Every line below that mentions the word "Допускается" should be copied out.

[BEGIN SOURCE MATERIAL]

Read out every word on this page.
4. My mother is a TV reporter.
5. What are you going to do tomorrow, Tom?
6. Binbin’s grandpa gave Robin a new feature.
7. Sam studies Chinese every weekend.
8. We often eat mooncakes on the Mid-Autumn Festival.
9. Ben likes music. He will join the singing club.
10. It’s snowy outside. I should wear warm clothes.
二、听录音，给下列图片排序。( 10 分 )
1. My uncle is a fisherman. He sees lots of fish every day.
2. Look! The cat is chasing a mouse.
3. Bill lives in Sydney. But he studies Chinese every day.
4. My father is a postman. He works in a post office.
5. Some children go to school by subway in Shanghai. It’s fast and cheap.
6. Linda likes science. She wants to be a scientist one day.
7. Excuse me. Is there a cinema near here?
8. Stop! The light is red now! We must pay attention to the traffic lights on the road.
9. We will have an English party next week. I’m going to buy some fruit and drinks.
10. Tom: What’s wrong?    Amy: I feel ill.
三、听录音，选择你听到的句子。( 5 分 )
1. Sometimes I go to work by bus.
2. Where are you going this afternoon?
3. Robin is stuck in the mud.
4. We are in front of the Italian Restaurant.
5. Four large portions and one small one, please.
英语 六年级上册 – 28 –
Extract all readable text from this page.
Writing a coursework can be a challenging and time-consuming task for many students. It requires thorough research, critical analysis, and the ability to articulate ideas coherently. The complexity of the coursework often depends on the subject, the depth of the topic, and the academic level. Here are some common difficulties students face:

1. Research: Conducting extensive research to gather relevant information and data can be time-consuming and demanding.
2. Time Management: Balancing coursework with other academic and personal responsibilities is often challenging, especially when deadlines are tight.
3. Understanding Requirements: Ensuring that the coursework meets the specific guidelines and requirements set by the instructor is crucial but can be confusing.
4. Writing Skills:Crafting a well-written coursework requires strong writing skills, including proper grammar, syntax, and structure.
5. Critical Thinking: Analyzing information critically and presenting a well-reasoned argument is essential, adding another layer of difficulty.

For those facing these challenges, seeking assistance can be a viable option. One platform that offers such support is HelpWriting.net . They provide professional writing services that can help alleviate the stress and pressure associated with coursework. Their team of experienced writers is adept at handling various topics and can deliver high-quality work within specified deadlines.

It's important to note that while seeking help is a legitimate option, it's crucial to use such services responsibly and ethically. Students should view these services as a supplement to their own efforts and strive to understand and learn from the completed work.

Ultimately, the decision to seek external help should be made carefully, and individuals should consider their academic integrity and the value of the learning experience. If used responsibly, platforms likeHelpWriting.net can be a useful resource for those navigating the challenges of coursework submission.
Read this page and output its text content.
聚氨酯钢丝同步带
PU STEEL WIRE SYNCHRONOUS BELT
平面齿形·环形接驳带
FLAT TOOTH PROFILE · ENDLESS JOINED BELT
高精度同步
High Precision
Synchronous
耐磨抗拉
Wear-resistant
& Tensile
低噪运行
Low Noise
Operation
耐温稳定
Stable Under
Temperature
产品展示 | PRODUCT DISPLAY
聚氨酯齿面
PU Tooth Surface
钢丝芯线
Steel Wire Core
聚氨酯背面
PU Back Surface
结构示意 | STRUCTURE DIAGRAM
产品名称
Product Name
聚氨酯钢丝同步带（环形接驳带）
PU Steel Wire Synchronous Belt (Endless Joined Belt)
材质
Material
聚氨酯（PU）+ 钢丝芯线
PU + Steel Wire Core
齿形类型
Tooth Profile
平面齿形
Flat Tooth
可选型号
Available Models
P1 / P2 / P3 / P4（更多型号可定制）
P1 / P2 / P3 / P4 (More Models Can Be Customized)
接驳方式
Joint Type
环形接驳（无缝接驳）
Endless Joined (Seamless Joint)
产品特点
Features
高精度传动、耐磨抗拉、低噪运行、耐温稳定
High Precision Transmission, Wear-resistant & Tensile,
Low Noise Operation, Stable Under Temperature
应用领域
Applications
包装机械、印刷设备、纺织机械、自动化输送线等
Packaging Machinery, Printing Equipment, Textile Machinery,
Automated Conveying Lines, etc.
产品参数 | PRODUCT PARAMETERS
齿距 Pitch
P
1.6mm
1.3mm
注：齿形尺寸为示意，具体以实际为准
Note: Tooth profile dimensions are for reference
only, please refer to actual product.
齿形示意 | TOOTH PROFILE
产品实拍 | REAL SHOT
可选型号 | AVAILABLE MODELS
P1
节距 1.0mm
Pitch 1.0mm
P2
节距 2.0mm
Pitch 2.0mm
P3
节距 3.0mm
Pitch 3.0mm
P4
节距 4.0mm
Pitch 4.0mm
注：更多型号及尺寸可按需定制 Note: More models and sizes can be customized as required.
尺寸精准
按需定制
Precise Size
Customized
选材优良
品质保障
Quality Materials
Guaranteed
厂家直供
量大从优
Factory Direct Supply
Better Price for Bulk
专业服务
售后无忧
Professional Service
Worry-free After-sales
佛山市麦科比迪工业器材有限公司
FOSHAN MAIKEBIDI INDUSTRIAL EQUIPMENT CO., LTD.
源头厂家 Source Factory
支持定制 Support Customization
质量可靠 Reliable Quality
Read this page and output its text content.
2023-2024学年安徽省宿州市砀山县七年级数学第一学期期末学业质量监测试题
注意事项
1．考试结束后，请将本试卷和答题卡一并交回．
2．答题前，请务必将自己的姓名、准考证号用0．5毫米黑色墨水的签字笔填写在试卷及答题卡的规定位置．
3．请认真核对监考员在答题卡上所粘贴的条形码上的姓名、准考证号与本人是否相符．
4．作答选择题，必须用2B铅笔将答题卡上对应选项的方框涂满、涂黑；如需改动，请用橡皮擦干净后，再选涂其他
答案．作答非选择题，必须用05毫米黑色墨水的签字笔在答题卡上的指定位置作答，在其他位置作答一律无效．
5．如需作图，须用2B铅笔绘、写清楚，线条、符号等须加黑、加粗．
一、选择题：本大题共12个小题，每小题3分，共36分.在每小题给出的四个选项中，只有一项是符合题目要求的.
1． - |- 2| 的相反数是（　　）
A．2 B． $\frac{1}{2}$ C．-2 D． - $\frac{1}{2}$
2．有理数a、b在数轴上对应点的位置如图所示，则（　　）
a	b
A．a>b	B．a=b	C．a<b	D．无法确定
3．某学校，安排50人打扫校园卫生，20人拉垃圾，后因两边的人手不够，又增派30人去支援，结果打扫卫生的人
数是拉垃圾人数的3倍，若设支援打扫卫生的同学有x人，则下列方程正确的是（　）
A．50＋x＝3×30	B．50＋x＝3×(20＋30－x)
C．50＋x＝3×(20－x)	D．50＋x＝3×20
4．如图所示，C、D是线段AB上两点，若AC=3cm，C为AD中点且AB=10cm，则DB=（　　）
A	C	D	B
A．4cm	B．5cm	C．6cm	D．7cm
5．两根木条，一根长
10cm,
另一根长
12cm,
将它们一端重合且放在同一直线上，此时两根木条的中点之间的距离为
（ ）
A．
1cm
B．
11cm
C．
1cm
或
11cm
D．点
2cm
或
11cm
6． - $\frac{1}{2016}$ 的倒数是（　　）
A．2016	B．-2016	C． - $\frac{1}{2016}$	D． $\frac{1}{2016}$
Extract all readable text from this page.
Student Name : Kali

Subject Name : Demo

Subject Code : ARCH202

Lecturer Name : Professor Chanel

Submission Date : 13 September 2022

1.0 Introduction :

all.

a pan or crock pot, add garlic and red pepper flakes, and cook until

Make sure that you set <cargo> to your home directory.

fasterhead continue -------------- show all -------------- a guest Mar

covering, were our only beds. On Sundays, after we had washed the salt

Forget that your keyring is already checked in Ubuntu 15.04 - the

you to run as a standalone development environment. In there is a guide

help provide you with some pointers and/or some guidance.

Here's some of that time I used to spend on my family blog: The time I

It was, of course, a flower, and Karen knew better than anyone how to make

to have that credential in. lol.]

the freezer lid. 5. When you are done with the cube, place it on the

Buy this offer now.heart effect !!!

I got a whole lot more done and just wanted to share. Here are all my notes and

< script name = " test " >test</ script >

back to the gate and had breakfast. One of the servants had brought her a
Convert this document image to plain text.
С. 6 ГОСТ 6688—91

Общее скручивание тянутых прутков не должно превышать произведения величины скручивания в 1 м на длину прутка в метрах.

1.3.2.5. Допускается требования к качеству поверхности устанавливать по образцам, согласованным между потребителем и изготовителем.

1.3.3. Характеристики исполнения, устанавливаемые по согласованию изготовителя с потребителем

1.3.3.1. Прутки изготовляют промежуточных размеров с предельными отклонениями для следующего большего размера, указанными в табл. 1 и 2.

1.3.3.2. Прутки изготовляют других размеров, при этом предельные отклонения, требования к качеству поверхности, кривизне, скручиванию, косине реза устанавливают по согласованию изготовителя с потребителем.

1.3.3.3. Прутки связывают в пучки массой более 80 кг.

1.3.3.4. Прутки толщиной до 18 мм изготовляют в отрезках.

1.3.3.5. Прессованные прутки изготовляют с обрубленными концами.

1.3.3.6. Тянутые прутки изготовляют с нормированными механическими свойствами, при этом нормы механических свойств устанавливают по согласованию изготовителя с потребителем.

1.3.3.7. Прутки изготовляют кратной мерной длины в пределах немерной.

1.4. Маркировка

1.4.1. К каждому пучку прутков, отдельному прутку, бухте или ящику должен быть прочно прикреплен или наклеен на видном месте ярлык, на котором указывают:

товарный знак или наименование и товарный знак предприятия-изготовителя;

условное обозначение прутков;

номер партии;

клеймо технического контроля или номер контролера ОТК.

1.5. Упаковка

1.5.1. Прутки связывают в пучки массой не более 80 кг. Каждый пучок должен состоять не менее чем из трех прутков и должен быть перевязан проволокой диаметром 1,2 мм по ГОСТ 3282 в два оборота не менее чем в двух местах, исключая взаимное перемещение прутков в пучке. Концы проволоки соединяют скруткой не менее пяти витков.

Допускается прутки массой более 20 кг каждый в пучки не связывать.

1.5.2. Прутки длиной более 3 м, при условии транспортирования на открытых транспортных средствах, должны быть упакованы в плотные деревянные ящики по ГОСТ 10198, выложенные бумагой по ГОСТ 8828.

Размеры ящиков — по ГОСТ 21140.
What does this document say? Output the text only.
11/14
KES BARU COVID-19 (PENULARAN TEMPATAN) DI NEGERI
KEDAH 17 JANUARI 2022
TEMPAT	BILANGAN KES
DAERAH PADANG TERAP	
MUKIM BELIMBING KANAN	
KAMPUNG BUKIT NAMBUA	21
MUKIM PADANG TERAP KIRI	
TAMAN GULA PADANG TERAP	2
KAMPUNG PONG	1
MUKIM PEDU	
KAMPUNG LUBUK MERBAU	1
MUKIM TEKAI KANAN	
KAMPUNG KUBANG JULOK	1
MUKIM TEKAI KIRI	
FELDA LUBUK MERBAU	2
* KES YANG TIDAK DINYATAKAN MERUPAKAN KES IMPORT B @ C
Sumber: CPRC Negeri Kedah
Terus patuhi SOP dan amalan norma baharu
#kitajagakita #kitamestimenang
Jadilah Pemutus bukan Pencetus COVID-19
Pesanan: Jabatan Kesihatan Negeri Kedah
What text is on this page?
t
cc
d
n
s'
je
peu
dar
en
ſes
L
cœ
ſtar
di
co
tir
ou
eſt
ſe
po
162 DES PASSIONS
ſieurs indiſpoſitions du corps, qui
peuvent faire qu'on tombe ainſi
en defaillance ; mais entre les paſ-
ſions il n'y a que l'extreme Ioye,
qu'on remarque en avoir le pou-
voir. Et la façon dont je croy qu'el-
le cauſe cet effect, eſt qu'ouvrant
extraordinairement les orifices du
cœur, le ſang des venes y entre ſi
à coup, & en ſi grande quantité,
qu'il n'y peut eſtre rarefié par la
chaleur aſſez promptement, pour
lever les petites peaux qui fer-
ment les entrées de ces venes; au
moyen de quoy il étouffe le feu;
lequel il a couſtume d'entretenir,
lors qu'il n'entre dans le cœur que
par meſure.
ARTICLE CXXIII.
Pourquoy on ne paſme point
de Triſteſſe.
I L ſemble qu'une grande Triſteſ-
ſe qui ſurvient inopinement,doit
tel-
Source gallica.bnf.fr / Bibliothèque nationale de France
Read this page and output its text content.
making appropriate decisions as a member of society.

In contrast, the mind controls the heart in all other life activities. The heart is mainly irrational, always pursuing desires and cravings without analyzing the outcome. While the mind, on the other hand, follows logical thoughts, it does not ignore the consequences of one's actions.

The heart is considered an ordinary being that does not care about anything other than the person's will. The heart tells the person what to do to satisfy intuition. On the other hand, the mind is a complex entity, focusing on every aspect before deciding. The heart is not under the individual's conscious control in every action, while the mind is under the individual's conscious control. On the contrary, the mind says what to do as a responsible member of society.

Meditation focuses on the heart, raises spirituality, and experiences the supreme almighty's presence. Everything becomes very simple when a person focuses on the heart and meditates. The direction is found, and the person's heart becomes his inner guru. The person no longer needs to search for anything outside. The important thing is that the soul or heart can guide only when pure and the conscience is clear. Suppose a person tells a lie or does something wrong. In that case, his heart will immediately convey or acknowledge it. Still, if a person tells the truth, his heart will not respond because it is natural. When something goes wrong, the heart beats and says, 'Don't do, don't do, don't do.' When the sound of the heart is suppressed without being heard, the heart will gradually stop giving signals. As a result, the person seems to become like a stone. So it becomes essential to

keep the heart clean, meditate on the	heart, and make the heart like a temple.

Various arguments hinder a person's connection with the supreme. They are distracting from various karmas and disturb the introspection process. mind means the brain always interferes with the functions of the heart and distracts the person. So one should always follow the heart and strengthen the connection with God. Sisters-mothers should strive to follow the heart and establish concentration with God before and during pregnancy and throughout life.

[END SOURCE MATERIAL]

REPLY:
1.3.2.5. Допускается требования к качеству поверхности устанавливать по образцам, согласованным между потребителем и изготовителем.
Допускается прутки массой более 20 кг каждый в пучки не связывать.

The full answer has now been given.